## Stated exercise
Below is a listing; reproduce each line of it exactly.

## Material for this exercise
***
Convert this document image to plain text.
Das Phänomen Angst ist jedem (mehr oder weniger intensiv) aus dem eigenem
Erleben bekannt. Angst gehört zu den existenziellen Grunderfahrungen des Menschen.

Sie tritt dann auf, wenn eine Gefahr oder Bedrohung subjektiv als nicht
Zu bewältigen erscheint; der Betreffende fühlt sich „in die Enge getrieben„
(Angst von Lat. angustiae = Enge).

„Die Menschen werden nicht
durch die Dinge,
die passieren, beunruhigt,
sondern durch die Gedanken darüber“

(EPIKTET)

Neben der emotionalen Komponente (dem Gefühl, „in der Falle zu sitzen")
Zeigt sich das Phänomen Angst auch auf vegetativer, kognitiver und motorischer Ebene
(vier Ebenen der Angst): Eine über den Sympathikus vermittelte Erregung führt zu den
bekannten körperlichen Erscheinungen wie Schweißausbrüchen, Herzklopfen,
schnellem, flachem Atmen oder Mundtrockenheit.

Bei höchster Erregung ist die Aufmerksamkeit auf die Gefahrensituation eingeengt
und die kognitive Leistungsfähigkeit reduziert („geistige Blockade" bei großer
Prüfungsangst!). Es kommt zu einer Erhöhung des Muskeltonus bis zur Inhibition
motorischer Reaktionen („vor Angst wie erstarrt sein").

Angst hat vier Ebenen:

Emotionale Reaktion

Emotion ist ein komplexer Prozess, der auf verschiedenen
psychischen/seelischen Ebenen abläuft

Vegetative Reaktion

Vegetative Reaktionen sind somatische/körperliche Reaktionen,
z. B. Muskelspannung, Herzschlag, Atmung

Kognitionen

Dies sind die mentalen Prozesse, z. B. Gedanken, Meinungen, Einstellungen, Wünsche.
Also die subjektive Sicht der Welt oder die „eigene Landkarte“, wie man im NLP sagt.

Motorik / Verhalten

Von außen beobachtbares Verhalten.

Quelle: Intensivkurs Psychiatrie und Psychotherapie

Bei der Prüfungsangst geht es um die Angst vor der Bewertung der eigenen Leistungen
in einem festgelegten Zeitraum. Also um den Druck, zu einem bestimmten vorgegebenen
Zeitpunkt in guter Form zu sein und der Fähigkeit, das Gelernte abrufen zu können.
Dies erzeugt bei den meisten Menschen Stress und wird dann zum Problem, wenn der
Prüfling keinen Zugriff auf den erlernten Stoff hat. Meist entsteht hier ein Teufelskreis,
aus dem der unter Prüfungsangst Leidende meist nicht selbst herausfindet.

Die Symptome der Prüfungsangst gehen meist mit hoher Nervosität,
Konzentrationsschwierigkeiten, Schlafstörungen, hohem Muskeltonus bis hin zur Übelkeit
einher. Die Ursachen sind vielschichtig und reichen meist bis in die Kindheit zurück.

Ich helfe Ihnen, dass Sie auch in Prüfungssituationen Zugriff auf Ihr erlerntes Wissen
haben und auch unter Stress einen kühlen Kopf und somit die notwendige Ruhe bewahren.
***
## The result
Convert this document image to plain text.
Das Phänomen Angst ist jedem (mehr oder weniger intensiv) aus dem eigenem
Erleben bekannt. Angst gehört zu den existenziellen Grunderfahrungen des Menschen.

Sie tritt dann auf, wenn eine Gefahr oder Bedrohung subjektiv als nicht
Zu bewältigen erscheint; der Betreffende fühlt sich „in die Enge getrieben„
(Angst von Lat. angustiae = Enge).

„Die Menschen werden nicht
durch die Dinge,
die passieren, beunruhigt,
sondern durch die Gedanken darüber“

(EPIKTET)

Neben der emotionalen Komponente (dem Gefühl, „in der Falle zu sitzen")
Zeigt sich das Phänomen Angst auch auf vegetativer, kognitiver und motorischer Ebene
(vier Ebenen der Angst): Eine über den Sympathikus vermittelte Erregung führt zu den
bekannten körperlichen Erscheinungen wie Schweißausbrüchen, Herzklopfen,
schnellem, flachem Atmen oder Mundtrockenheit.

Bei höchster Erregung ist die Aufmerksamkeit auf die Gefahrensituation eingeengt
und die kognitive Leistungsfähigkeit reduziert („geistige Blockade" bei großer
Prüfungsangst!). Es kommt zu einer Erhöhung des Muskeltonus bis zur Inhibition
motorischer Reaktionen („vor Angst wie erstarrt sein").

Angst hat vier Ebenen:

Emotionale Reaktion

Emotion ist ein komplexer Prozess, der auf verschiedenen
psychischen/seelischen Ebenen abläuft

Vegetative Reaktion

Vegetative Reaktionen sind somatische/körperliche Reaktionen,
z. B. Muskelspannung, Herzschlag, Atmung

Kognitionen

Dies sind die mentalen Prozesse, z. B. Gedanken, Meinungen, Einstellungen, Wünsche.
Also die subjektive Sicht der Welt oder die „eigene Landkarte“, wie man im NLP sagt.

Motorik / Verhalten

Von außen beobachtbares Verhalten.

Quelle: Intensivkurs Psychiatrie und Psychotherapie

Bei der Prüfungsangst geht es um die Angst vor der Bewertung der eigenen Leistungen
in einem festgelegten Zeitraum. Also um den Druck, zu einem bestimmten vorgegebenen
Zeitpunkt in guter Form zu sein und der Fähigkeit, das Gelernte abrufen zu können.
Dies erzeugt bei den meisten Menschen Stress und wird dann zum Problem, wenn der
Prüfling keinen Zugriff auf den erlernten Stoff hat. Meist entsteht hier ein Teufelskreis,
aus dem der unter Prüfungsangst Leidende meist nicht selbst herausfindet.

Die Symptome der Prüfungsangst gehen meist mit hoher Nervosität,
Konzentrationsschwierigkeiten, Schlafstörungen, hohem Muskeltonus bis hin zur Übelkeit
einher. Die Ursachen sind vielschichtig und reichen meist bis in die Kindheit zurück.

Ich helfe Ihnen, dass Sie auch in Prüfungssituationen Zugriff auf Ihr erlerntes Wissen
haben und auch unter Stress einen kühlen Kopf und somit die notwendige Ruhe bewahren.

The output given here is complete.